What you should do:
Find how many lines of the listing include the string "emit", and report only that figure.

Data section:
□ □ □ □

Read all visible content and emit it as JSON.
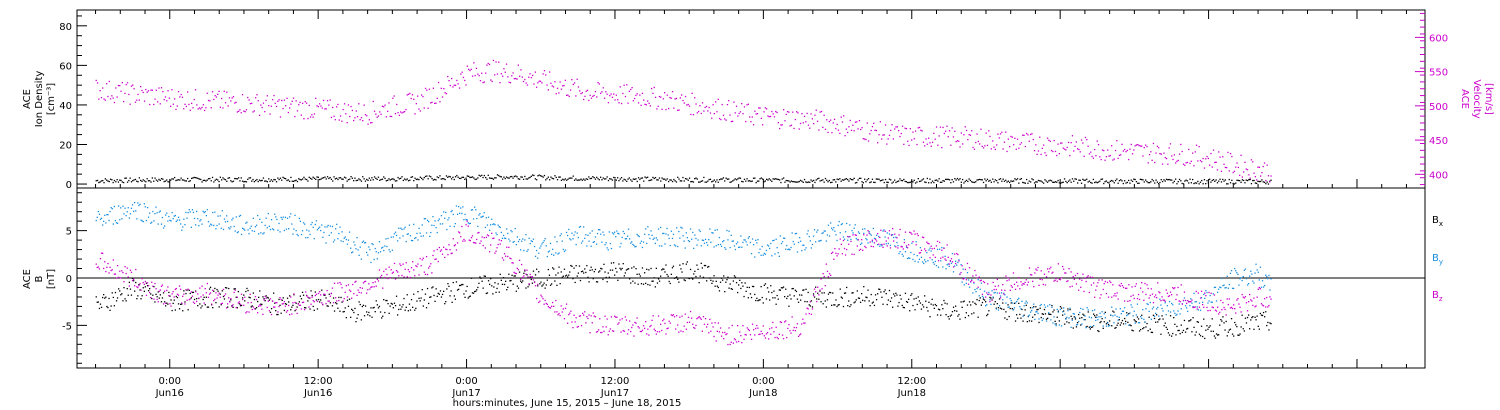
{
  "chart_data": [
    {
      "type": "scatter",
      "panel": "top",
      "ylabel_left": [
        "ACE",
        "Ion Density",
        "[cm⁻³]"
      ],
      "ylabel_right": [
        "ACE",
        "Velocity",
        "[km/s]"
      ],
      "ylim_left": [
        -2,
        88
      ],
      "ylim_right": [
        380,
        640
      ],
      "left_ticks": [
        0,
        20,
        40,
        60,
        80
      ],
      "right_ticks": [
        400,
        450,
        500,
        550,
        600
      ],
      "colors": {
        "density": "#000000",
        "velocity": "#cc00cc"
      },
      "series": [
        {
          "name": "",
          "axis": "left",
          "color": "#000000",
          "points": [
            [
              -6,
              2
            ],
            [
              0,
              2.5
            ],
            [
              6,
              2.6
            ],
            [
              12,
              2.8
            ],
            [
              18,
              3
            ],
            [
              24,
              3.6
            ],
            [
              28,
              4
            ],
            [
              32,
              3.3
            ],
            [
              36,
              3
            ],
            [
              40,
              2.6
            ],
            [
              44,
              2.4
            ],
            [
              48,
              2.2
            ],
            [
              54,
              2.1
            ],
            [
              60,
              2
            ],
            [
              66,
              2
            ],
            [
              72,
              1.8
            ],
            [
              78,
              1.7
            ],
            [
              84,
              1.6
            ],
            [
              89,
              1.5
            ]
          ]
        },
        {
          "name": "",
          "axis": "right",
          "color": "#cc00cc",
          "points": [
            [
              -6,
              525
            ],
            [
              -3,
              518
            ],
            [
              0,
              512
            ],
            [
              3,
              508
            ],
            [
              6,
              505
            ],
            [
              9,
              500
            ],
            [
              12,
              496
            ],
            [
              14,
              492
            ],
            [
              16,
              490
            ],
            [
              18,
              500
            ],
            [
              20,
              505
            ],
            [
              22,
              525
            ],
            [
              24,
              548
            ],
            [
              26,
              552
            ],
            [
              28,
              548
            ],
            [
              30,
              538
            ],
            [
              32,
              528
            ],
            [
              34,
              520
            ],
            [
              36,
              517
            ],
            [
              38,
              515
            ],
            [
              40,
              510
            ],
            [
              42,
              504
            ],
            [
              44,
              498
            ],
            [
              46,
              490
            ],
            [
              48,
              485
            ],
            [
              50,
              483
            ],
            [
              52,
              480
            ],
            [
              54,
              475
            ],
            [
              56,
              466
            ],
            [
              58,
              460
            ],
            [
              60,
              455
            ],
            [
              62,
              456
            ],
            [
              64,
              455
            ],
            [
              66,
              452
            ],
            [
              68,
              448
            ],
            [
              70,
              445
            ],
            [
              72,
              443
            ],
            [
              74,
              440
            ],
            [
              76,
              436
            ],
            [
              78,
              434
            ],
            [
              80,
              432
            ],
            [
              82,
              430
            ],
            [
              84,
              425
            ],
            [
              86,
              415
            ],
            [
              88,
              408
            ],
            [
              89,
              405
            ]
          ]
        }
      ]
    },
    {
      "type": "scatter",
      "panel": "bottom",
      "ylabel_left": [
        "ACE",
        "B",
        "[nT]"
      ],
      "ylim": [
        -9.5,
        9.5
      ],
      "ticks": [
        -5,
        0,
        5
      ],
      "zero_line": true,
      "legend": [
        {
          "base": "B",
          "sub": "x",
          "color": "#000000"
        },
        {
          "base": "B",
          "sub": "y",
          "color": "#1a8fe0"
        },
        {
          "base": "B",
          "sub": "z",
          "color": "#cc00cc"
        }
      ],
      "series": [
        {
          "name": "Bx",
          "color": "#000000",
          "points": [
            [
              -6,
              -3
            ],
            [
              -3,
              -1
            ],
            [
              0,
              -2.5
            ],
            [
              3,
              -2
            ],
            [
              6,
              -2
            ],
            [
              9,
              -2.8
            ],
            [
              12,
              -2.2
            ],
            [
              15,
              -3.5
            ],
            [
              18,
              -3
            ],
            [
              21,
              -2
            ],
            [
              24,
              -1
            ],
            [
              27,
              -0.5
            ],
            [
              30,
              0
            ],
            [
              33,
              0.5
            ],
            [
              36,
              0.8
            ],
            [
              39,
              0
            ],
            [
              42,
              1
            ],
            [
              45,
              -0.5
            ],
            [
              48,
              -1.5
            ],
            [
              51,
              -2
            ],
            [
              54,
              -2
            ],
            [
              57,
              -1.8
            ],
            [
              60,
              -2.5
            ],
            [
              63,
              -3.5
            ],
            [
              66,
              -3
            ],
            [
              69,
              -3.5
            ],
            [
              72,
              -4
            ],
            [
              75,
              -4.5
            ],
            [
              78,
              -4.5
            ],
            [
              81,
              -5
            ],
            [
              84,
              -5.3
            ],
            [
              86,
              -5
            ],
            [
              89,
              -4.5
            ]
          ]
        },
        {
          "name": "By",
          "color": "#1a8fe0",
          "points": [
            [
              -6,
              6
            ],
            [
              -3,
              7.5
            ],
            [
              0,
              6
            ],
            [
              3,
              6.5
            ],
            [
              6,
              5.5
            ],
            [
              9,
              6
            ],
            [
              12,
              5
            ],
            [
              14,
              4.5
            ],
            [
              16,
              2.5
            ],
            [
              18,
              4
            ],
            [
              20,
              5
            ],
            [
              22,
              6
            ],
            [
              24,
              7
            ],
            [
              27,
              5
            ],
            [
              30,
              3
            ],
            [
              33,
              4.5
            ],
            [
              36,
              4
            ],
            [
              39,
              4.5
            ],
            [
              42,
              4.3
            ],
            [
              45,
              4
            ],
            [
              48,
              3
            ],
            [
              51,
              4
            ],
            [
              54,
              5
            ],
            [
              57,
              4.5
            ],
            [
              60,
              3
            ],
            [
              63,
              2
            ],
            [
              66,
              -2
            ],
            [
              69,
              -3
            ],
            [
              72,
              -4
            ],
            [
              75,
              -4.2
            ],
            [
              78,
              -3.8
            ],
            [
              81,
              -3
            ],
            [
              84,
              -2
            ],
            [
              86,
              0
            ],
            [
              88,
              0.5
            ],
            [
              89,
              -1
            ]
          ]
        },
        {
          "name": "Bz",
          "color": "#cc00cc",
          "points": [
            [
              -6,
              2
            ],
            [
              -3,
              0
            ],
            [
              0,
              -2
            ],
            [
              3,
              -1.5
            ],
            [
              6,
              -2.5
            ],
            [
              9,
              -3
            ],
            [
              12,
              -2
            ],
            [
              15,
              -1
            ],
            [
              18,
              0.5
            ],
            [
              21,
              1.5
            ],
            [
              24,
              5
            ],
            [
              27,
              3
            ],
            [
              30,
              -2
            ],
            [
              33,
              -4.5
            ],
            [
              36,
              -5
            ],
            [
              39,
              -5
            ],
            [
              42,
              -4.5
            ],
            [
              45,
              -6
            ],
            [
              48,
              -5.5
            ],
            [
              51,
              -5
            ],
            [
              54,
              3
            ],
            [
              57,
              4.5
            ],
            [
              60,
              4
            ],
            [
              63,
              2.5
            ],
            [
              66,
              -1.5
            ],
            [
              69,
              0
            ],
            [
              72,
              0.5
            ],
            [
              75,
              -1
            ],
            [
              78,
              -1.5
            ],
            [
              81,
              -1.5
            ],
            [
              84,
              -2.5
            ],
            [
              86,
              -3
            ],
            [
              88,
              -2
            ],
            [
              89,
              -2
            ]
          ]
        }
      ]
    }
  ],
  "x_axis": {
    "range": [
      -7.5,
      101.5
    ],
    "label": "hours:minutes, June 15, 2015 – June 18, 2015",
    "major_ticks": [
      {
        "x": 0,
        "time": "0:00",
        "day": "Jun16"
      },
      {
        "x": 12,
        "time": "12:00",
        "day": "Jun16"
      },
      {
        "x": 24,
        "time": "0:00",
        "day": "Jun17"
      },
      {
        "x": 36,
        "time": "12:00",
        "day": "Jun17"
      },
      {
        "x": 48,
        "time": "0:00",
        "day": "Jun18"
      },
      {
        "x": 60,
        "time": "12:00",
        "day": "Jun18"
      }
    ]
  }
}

□ □ □ □

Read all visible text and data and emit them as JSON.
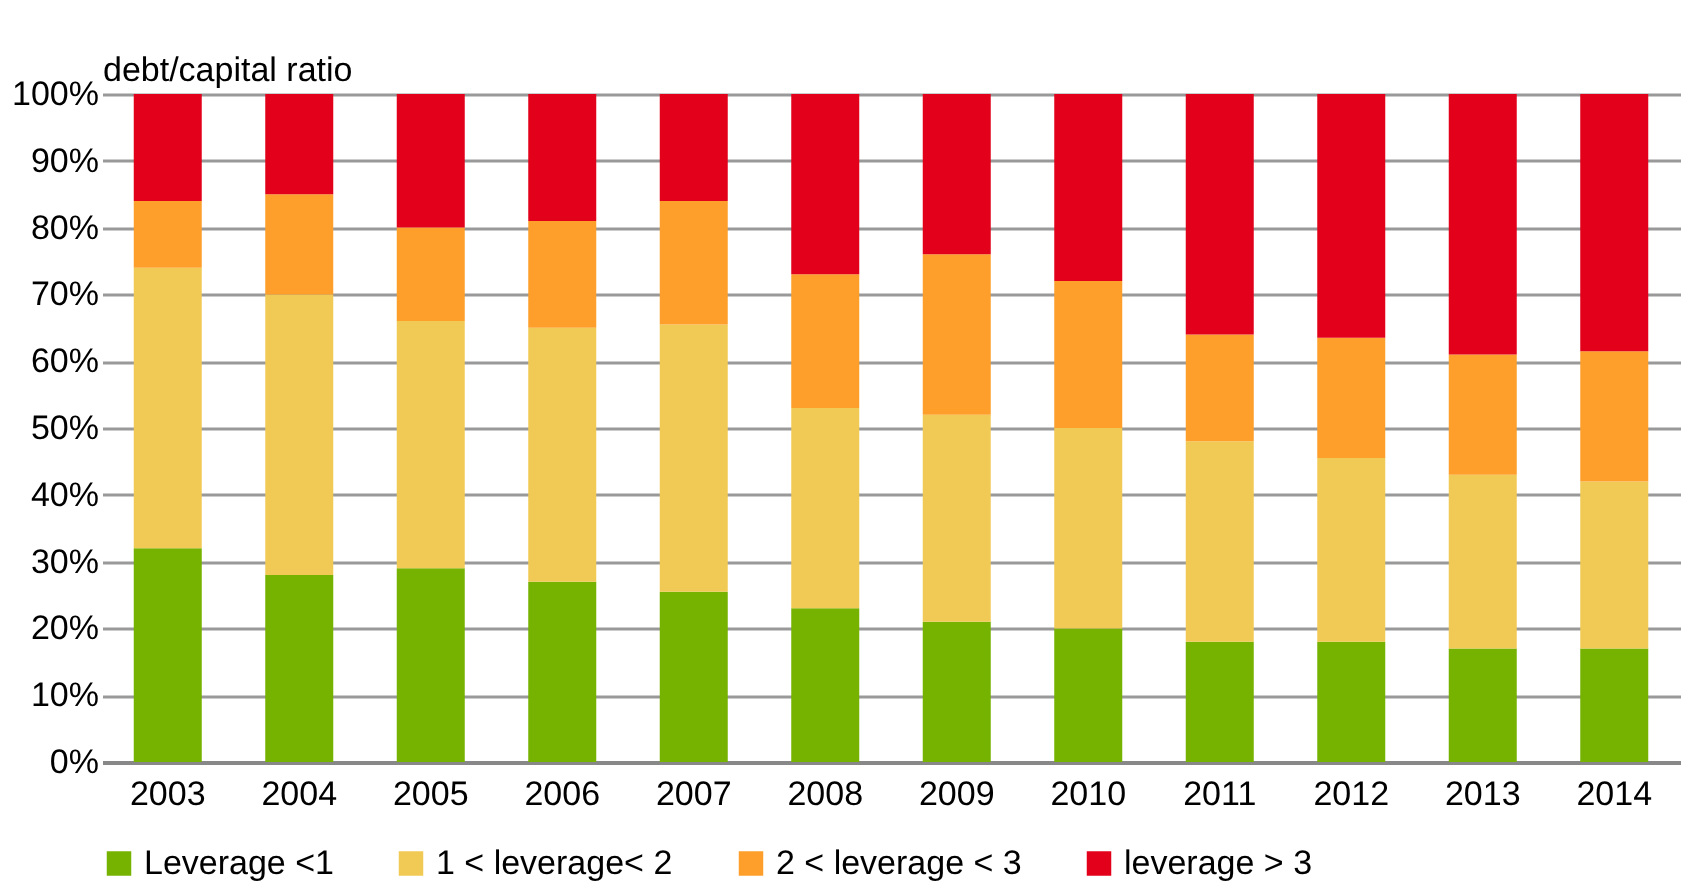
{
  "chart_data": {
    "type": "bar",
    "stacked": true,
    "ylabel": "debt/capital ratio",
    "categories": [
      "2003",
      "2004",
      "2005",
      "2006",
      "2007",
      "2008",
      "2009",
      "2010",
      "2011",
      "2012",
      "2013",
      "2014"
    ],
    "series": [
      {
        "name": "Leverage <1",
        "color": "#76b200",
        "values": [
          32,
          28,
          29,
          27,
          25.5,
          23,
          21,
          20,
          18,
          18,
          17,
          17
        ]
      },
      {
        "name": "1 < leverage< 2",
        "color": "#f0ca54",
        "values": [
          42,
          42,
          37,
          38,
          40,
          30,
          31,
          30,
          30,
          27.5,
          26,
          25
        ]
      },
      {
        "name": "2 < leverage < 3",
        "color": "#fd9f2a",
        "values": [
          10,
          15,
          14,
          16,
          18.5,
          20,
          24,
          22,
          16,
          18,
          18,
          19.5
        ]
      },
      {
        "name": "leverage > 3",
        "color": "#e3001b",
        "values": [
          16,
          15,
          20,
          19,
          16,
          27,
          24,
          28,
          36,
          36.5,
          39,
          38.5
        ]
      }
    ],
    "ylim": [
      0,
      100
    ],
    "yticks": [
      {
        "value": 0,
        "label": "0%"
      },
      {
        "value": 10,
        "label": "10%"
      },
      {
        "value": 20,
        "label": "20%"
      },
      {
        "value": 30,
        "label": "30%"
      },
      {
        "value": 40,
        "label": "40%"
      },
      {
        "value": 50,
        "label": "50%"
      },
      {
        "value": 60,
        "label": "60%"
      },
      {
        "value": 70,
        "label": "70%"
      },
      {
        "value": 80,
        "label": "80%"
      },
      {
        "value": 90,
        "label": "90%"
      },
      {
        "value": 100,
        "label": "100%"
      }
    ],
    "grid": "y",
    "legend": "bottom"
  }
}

□ □ □ □

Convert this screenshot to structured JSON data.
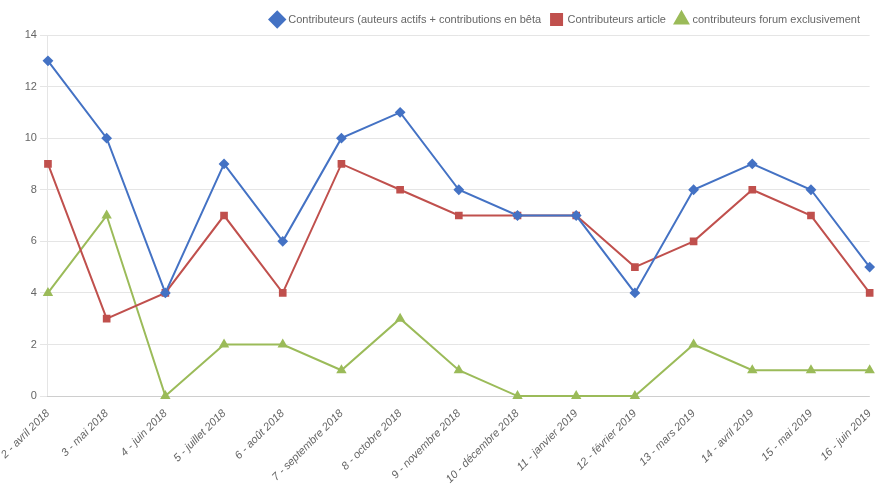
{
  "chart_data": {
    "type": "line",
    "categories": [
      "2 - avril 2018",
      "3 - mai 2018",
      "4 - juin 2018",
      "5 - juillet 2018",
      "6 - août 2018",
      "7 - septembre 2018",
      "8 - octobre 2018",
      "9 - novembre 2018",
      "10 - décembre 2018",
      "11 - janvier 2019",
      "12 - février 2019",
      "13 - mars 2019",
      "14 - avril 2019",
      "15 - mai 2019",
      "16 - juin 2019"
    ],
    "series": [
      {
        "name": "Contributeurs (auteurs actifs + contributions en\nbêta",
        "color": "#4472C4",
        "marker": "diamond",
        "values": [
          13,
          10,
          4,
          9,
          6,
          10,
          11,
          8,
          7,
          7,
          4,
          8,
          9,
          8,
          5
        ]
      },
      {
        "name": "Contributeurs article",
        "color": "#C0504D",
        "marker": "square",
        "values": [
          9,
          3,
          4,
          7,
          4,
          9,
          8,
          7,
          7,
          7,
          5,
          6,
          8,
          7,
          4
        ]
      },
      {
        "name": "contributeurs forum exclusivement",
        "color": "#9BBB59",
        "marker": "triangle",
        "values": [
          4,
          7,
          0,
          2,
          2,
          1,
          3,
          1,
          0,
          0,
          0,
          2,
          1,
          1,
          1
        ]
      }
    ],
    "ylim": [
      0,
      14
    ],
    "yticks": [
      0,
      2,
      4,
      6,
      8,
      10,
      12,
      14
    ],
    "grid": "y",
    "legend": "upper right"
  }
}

□ □ □ □

Answer to this exercise:
2